BEGIN

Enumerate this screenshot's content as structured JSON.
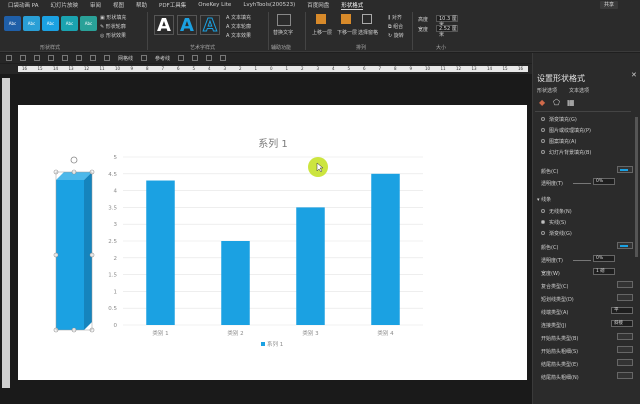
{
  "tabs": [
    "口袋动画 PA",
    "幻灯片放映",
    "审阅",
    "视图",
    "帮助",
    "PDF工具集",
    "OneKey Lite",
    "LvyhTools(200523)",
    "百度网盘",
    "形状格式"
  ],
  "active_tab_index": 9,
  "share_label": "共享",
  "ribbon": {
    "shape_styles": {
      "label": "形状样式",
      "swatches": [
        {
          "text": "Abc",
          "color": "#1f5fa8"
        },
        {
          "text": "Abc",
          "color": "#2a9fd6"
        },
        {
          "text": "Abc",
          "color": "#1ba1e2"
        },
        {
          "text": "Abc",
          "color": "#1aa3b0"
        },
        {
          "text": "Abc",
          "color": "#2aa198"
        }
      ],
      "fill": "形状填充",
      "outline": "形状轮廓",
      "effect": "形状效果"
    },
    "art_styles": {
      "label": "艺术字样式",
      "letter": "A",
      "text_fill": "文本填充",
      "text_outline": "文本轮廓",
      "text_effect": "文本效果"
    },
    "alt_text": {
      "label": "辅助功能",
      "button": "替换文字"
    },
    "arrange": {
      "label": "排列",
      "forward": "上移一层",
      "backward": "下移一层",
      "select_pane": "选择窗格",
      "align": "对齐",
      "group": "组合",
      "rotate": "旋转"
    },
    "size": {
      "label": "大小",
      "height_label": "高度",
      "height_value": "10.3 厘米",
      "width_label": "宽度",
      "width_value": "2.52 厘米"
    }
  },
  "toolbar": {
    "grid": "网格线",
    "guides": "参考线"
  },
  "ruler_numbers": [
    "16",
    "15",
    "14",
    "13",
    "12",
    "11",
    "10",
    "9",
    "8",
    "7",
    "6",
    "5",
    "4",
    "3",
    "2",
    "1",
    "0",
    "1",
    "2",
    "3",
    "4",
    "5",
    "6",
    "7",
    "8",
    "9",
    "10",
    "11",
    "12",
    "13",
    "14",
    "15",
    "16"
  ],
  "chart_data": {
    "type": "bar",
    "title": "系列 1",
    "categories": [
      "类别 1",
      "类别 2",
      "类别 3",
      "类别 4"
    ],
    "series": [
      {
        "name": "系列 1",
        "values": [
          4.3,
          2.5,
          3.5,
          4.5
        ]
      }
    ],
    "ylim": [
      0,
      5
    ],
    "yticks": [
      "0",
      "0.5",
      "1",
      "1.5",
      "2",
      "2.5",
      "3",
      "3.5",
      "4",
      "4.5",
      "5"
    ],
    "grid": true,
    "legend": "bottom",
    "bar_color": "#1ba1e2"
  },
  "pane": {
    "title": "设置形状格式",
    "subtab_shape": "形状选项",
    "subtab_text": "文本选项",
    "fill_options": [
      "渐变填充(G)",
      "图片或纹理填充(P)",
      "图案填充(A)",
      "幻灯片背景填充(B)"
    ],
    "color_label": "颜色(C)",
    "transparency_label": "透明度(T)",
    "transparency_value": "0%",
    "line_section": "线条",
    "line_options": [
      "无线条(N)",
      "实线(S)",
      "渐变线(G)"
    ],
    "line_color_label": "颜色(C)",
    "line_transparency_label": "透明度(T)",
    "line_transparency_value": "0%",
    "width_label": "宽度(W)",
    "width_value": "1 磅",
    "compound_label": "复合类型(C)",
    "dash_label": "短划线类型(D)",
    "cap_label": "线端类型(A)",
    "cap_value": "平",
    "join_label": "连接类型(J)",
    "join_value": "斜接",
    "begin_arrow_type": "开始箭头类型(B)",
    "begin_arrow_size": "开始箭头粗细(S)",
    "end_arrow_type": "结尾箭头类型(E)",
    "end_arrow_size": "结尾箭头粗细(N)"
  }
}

END
BEGIN

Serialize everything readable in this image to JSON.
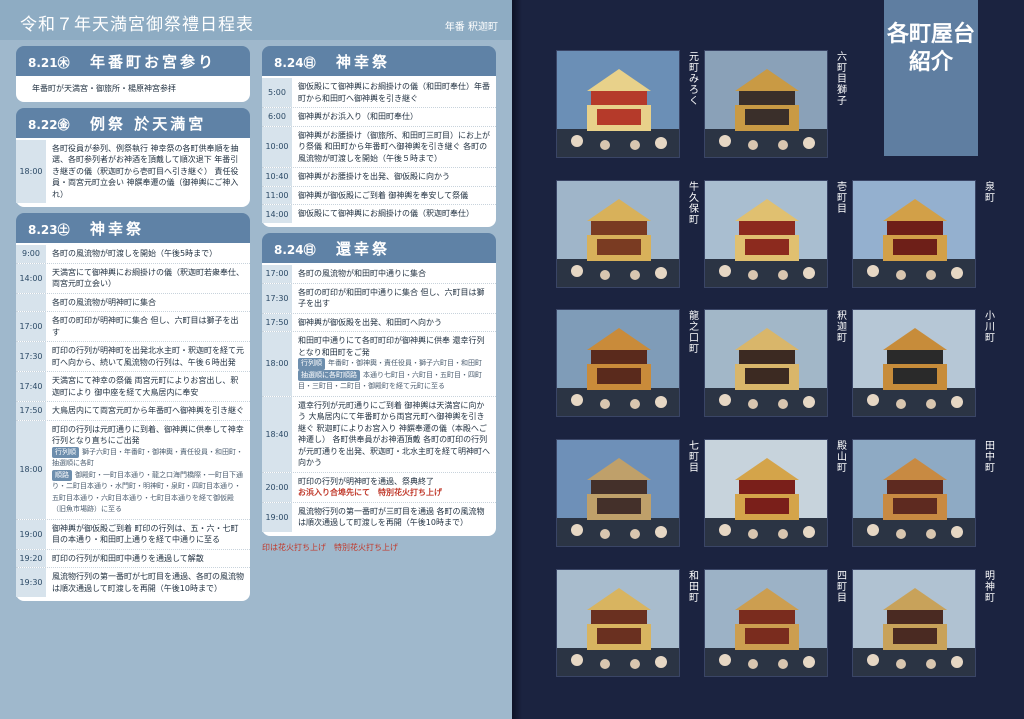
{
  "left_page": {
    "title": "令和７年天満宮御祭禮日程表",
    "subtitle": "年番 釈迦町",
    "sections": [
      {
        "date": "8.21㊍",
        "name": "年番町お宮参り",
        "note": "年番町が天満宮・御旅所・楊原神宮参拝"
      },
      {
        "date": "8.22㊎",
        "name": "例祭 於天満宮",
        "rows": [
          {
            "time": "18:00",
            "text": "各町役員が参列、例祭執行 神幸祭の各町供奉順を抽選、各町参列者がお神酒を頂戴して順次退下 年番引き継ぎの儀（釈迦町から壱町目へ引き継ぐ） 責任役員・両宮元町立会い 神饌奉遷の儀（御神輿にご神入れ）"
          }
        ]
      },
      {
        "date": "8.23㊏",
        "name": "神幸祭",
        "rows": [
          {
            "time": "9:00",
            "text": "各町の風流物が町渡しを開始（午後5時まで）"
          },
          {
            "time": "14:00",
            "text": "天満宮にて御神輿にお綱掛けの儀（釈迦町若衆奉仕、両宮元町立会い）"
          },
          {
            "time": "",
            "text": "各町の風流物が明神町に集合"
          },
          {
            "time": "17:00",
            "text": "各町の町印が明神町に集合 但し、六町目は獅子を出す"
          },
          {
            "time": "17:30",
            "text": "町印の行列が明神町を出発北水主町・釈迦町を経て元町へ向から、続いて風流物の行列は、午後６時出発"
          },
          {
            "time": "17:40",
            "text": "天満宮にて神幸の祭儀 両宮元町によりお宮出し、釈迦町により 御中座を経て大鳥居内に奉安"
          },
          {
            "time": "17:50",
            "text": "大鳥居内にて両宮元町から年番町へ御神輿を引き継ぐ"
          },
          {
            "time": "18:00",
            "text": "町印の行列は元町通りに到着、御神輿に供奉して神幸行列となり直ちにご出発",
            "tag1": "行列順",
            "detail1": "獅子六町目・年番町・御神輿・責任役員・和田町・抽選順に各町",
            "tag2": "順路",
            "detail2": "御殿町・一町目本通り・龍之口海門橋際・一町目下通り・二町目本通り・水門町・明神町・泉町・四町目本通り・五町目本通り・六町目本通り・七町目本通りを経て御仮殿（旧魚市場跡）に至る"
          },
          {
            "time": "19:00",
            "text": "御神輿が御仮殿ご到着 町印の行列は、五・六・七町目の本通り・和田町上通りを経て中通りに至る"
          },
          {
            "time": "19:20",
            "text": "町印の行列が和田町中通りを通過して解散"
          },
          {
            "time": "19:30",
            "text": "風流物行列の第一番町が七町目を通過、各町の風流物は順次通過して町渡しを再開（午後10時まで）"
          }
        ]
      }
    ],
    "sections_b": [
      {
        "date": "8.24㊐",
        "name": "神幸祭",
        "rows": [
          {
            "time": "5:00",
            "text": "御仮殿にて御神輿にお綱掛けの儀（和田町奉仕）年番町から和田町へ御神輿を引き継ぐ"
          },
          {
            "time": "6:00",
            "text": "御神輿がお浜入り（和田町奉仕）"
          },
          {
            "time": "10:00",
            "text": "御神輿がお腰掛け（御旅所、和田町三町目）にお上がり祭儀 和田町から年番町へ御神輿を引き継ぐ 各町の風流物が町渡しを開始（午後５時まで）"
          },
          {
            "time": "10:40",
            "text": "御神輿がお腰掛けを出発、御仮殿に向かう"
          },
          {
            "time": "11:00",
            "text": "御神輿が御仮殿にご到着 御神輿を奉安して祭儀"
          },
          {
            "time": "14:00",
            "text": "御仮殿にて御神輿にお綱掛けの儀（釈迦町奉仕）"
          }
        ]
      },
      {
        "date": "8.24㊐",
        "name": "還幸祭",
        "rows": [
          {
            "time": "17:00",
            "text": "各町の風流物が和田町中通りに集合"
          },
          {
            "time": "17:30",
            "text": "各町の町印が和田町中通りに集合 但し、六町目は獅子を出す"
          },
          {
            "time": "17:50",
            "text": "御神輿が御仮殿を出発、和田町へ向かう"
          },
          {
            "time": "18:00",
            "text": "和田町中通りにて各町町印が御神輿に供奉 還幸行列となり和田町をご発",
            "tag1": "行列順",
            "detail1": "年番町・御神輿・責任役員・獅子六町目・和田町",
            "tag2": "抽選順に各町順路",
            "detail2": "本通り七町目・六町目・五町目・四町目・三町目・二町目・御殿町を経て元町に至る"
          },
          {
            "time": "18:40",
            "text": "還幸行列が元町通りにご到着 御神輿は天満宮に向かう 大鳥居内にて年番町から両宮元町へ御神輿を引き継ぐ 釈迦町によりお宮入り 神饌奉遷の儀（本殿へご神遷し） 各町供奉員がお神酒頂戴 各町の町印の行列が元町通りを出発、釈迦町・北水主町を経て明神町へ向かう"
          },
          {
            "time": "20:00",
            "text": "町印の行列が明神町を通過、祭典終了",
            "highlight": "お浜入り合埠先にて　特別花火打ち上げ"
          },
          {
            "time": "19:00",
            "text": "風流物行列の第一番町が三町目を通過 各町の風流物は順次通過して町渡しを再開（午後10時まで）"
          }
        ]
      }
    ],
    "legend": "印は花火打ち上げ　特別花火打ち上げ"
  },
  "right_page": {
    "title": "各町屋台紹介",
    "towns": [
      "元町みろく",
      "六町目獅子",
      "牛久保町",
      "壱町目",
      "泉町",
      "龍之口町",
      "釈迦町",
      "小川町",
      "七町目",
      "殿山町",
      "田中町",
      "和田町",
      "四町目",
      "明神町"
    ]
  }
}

END

PROBLEM REQUIREMENTS
Pick out the lines that contain "両宮元町立会い" and copy them.

RESPONSE TO THIS EXERCISE
            "text": "各町役員が参列、例祭執行 神幸祭の各町供奉順を抽選、各町参列者がお神酒を頂戴して順次退下 年番引き継ぎの儀（釈迦町から壱町目へ引き継ぐ） 責任役員・両宮元町立会い 神饌奉遷の儀（御神輿にご神入れ）"
            "text": "天満宮にて御神輿にお綱掛けの儀（釈迦町若衆奉仕、両宮元町立会い）"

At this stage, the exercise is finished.